(WHAT YOU HAVE TO DO) Check every line below for the word "Contains" and show those that hold it.

** Start RECORDS FOR PROCESSING **

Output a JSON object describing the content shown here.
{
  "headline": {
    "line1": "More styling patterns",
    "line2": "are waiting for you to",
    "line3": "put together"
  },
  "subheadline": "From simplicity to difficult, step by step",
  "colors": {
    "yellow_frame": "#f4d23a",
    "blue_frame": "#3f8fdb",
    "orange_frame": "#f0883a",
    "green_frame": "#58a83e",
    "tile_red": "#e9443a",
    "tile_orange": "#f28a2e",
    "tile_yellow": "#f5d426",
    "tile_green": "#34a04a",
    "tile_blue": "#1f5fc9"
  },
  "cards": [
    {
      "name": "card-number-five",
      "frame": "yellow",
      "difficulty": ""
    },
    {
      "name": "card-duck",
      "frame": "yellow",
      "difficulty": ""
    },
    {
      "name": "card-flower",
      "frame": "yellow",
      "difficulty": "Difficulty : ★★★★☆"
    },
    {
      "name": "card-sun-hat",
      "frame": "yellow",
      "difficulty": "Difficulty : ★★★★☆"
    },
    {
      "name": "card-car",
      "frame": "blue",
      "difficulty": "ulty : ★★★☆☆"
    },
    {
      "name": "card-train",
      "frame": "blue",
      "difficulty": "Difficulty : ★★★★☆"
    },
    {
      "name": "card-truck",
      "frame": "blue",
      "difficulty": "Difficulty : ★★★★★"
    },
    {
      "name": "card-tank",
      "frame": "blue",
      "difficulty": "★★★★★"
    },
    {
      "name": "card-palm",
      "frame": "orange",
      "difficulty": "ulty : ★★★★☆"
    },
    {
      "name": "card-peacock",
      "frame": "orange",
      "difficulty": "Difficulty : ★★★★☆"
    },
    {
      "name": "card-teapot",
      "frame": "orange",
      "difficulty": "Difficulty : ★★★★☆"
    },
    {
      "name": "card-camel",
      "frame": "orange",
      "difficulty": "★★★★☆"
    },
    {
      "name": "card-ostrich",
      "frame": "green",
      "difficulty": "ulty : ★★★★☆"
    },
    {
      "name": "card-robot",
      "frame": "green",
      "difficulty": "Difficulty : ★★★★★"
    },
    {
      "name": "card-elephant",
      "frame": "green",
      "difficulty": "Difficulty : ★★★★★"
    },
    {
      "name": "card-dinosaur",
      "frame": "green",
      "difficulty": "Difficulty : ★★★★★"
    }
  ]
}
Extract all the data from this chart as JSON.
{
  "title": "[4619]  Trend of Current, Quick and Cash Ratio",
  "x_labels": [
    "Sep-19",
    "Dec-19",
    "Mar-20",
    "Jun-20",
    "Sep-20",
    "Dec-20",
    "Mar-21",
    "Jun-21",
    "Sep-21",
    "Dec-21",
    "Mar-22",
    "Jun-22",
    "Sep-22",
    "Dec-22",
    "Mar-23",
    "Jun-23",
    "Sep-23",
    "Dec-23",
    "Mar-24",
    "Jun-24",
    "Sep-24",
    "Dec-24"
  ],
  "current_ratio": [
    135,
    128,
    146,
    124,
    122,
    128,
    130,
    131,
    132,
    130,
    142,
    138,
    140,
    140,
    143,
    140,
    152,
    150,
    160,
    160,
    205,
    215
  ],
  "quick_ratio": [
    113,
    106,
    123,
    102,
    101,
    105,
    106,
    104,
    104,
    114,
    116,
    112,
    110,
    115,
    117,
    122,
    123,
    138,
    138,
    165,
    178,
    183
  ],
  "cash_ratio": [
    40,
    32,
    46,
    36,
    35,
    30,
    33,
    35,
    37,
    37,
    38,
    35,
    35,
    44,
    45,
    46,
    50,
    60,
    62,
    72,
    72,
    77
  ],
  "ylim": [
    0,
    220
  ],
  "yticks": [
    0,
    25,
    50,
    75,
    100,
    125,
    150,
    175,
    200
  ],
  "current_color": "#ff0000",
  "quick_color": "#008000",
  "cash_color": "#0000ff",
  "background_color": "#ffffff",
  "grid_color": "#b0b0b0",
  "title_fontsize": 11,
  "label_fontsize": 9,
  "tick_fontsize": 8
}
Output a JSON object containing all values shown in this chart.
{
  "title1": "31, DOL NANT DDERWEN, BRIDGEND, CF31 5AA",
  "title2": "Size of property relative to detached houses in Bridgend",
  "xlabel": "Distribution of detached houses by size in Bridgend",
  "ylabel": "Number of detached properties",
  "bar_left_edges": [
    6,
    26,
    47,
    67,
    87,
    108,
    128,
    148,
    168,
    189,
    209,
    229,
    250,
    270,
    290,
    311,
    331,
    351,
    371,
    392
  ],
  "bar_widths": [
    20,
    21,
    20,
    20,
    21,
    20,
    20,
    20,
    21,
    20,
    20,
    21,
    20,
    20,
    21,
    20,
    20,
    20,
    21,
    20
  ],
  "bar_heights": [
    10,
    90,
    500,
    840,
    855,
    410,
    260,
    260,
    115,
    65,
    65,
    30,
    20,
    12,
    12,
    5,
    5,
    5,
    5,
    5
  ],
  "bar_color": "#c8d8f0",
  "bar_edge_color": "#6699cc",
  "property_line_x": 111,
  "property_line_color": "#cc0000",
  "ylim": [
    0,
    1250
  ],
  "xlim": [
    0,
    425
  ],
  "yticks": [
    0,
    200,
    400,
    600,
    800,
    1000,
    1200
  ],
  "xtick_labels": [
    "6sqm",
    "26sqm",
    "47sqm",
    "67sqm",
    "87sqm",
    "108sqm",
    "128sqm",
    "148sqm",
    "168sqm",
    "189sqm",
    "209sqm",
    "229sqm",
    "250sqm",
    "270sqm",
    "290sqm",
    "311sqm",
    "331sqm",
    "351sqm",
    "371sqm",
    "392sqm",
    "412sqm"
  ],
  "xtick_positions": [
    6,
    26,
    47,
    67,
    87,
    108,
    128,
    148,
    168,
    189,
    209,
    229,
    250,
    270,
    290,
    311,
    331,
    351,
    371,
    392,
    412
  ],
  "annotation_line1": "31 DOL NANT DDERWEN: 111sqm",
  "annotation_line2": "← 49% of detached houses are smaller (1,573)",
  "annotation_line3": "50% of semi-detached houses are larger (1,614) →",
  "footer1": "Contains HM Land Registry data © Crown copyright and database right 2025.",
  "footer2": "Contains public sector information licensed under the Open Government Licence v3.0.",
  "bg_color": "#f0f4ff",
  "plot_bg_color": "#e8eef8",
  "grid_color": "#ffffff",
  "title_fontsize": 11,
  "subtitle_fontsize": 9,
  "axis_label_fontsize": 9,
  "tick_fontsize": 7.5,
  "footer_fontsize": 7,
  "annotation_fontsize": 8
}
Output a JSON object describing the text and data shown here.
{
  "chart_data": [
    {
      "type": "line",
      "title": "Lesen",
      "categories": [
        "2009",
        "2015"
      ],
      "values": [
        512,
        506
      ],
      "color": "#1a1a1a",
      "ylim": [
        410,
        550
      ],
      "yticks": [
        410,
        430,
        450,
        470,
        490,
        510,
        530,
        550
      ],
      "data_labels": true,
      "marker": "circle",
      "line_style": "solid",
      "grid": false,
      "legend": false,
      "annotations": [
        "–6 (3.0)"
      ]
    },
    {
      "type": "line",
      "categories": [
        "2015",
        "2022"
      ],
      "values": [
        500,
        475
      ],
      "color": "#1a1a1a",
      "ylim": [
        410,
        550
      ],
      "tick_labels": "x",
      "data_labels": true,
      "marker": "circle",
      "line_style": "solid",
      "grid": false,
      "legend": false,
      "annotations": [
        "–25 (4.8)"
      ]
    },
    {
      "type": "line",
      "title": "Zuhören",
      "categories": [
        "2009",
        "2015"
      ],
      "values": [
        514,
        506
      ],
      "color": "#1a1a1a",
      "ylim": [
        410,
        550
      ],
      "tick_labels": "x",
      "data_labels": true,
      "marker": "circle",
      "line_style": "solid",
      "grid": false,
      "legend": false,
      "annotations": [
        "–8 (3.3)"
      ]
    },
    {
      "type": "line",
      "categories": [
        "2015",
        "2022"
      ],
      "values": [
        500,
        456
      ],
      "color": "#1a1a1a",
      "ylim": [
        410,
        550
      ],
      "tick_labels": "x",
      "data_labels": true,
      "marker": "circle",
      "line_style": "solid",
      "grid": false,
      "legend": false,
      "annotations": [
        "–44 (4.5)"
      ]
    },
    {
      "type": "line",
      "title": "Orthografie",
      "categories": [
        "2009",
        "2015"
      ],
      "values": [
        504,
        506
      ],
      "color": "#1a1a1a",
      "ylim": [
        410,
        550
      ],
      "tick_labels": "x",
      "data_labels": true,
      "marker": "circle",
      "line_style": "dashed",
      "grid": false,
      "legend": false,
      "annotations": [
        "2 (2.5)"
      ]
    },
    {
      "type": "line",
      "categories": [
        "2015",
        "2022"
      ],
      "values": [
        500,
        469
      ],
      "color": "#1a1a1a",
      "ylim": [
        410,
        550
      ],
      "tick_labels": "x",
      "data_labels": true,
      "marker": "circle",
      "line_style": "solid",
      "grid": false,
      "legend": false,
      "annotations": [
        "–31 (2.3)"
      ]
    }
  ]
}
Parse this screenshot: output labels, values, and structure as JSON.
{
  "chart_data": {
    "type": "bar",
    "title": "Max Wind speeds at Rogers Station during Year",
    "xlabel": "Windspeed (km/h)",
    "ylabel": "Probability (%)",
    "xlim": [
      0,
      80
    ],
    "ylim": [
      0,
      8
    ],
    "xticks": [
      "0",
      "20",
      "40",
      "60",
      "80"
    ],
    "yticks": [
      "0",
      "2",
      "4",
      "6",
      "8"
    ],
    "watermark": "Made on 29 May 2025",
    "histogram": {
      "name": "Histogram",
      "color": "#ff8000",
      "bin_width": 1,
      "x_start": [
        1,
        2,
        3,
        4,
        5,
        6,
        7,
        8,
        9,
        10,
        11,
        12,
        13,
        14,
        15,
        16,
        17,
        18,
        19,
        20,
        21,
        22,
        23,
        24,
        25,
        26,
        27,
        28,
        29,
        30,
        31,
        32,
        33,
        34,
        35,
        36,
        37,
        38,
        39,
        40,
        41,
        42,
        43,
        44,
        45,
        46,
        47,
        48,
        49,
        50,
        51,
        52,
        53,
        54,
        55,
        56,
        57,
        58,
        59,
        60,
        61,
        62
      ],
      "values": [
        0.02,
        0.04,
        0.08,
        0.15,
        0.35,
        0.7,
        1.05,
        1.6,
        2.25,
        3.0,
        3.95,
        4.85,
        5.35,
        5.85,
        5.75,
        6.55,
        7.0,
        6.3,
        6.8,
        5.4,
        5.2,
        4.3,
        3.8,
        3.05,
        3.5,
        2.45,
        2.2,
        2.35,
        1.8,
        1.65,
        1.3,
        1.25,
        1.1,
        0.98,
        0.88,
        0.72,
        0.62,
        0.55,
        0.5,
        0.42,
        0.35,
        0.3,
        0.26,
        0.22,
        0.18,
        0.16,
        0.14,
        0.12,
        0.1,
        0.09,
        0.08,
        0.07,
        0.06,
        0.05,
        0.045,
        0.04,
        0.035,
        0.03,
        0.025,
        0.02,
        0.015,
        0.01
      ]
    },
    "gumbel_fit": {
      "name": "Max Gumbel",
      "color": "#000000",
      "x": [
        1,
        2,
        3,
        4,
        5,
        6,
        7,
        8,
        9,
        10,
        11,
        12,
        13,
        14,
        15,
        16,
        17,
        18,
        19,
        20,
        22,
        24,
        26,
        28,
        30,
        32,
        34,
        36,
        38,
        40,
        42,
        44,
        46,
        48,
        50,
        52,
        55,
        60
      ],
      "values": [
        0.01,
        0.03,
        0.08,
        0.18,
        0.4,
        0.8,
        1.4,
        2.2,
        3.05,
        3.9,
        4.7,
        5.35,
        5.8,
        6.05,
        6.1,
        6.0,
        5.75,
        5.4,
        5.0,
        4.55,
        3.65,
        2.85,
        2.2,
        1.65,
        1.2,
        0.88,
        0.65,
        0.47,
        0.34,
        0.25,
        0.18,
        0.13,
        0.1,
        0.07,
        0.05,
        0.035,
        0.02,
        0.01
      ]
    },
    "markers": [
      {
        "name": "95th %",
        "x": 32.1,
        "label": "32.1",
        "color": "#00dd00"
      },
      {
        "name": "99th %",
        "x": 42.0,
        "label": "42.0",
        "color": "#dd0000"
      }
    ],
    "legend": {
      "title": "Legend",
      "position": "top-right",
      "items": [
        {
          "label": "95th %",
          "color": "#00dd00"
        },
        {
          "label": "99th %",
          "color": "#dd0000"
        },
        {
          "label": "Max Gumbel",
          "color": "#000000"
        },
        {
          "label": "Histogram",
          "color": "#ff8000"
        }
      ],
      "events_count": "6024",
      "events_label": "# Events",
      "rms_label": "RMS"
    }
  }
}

** End RECORDS FOR PROCESSING **

(ANSWER IN FULL)
  "footer1": "Contains HM Land Registry data © Crown copyright and database right 2025.",
  "footer2": "Contains public sector information licensed under the Open Government Licence v3.0.",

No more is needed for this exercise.